# Challenge
Return every record exactly as written.

# Data shown
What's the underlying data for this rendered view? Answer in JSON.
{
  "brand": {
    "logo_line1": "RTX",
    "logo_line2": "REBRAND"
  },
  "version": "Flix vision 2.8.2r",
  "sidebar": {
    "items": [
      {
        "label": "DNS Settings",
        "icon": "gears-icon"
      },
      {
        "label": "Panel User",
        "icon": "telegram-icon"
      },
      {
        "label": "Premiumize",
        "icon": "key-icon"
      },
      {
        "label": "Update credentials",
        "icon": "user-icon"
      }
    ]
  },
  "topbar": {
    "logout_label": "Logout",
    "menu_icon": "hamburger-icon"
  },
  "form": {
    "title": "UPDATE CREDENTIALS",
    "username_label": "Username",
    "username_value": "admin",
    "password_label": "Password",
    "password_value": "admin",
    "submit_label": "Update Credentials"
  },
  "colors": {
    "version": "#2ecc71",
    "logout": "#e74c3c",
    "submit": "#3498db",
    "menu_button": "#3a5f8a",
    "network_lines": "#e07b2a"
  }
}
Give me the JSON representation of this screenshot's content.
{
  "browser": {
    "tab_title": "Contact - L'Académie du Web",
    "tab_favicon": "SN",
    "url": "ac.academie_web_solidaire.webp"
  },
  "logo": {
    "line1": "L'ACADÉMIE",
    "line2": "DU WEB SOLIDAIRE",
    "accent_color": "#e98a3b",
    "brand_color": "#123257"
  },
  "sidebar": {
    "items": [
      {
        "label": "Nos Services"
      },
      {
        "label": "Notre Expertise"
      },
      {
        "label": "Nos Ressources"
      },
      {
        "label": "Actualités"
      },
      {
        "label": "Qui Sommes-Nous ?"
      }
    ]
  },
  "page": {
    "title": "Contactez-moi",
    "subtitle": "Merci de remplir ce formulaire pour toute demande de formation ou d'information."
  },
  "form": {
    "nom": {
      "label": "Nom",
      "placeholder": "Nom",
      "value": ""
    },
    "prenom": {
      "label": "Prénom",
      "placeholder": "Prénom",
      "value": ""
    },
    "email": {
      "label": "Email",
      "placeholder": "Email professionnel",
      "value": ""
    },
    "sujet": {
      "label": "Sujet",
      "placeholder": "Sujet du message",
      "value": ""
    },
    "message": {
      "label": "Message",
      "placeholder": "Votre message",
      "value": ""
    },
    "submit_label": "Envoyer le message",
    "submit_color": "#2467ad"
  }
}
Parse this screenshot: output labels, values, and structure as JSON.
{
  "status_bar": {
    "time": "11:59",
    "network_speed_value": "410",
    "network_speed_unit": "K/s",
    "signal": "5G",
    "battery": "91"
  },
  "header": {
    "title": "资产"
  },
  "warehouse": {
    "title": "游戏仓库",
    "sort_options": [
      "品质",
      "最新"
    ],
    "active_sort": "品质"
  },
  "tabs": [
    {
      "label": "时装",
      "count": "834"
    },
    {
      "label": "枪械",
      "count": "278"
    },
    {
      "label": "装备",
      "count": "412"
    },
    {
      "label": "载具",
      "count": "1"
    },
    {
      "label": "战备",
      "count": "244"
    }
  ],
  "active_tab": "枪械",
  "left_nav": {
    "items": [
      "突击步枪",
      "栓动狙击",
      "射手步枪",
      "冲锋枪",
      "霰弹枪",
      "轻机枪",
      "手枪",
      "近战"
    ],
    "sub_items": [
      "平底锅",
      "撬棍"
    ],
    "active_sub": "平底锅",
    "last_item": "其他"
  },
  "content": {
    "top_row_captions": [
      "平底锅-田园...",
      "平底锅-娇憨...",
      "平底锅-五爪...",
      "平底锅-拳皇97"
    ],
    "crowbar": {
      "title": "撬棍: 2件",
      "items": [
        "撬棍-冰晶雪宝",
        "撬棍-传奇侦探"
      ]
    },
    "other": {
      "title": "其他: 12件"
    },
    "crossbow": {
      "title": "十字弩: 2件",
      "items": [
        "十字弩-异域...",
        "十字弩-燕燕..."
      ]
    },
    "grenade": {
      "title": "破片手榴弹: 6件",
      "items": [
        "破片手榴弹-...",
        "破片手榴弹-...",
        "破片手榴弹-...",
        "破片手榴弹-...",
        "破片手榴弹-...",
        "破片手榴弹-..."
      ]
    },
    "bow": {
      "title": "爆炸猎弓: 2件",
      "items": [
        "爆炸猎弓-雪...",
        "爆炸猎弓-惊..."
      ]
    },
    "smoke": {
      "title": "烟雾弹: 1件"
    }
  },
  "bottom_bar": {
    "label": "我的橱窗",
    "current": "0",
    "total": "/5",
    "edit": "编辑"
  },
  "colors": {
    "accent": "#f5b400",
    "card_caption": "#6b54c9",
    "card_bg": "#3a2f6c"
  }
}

# Result of this task
What's the underlying data for this rendered view? Answer in JSON.
{
  "brand": {
    "logo_line1": "RTX",
    "logo_line2": "REBRAND"
  },
  "version": "Flix vision 2.8.2r",
  "sidebar": {
    "items": [
      {
        "label": "DNS Settings",
        "icon": "gears-icon"
      },
      {
        "label": "Panel User",
        "icon": "telegram-icon"
      },
      {
        "label": "Premiumize",
        "icon": "key-icon"
      },
      {
        "label": "Update credentials",
        "icon": "user-icon"
      }
    ]
  },
  "topbar": {
    "logout_label": "Logout",
    "menu_icon": "hamburger-icon"
  },
  "form": {
    "title": "UPDATE CREDENTIALS",
    "username_label": "Username",
    "username_value": "admin",
    "password_label": "Password",
    "password_value": "admin",
    "submit_label": "Update Credentials"
  },
  "colors": {
    "version": "#2ecc71",
    "logout": "#e74c3c",
    "submit": "#3498db",
    "menu_button": "#3a5f8a",
    "network_lines": "#e07b2a"
  }
}
Give me the JSON representation of this screenshot's content.
{
  "browser": {
    "tab_title": "Contact - L'Académie du Web",
    "tab_favicon": "SN",
    "url": "ac.academie_web_solidaire.webp"
  },
  "logo": {
    "line1": "L'ACADÉMIE",
    "line2": "DU WEB SOLIDAIRE",
    "accent_color": "#e98a3b",
    "brand_color": "#123257"
  },
  "sidebar": {
    "items": [
      {
        "label": "Nos Services"
      },
      {
        "label": "Notre Expertise"
      },
      {
        "label": "Nos Ressources"
      },
      {
        "label": "Actualités"
      },
      {
        "label": "Qui Sommes-Nous ?"
      }
    ]
  },
  "page": {
    "title": "Contactez-moi",
    "subtitle": "Merci de remplir ce formulaire pour toute demande de formation ou d'information."
  },
  "form": {
    "nom": {
      "label": "Nom",
      "placeholder": "Nom",
      "value": ""
    },
    "prenom": {
      "label": "Prénom",
      "placeholder": "Prénom",
      "value": ""
    },
    "email": {
      "label": "Email",
      "placeholder": "Email professionnel",
      "value": ""
    },
    "sujet": {
      "label": "Sujet",
      "placeholder": "Sujet du message",
      "value": ""
    },
    "message": {
      "label": "Message",
      "placeholder": "Votre message",
      "value": ""
    },
    "submit_label": "Envoyer le message",
    "submit_color": "#2467ad"
  }
}
Parse this screenshot: output labels, values, and structure as JSON.
{
  "status_bar": {
    "time": "11:59",
    "network_speed_value": "410",
    "network_speed_unit": "K/s",
    "signal": "5G",
    "battery": "91"
  },
  "header": {
    "title": "资产"
  },
  "warehouse": {
    "title": "游戏仓库",
    "sort_options": [
      "品质",
      "最新"
    ],
    "active_sort": "品质"
  },
  "tabs": [
    {
      "label": "时装",
      "count": "834"
    },
    {
      "label": "枪械",
      "count": "278"
    },
    {
      "label": "装备",
      "count": "412"
    },
    {
      "label": "载具",
      "count": "1"
    },
    {
      "label": "战备",
      "count": "244"
    }
  ],
  "active_tab": "枪械",
  "left_nav": {
    "items": [
      "突击步枪",
      "栓动狙击",
      "射手步枪",
      "冲锋枪",
      "霰弹枪",
      "轻机枪",
      "手枪",
      "近战"
    ],
    "sub_items": [
      "平底锅",
      "撬棍"
    ],
    "active_sub": "平底锅",
    "last_item": "其他"
  },
  "content": {
    "top_row_captions": [
      "平底锅-田园...",
      "平底锅-娇憨...",
      "平底锅-五爪...",
      "平底锅-拳皇97"
    ],
    "crowbar": {
      "title": "撬棍: 2件",
      "items": [
        "撬棍-冰晶雪宝",
        "撬棍-传奇侦探"
      ]
    },
    "other": {
      "title": "其他: 12件"
    },
    "crossbow": {
      "title": "十字弩: 2件",
      "items": [
        "十字弩-异域...",
        "十字弩-燕燕..."
      ]
    },
    "grenade": {
      "title": "破片手榴弹: 6件",
      "items": [
        "破片手榴弹-...",
        "破片手榴弹-...",
        "破片手榴弹-...",
        "破片手榴弹-...",
        "破片手榴弹-...",
        "破片手榴弹-..."
      ]
    },
    "bow": {
      "title": "爆炸猎弓: 2件",
      "items": [
        "爆炸猎弓-雪...",
        "爆炸猎弓-惊..."
      ]
    },
    "smoke": {
      "title": "烟雾弹: 1件"
    }
  },
  "bottom_bar": {
    "label": "我的橱窗",
    "current": "0",
    "total": "/5",
    "edit": "编辑"
  },
  "colors": {
    "accent": "#f5b400",
    "card_caption": "#6b54c9",
    "card_bg": "#3a2f6c"
  }
}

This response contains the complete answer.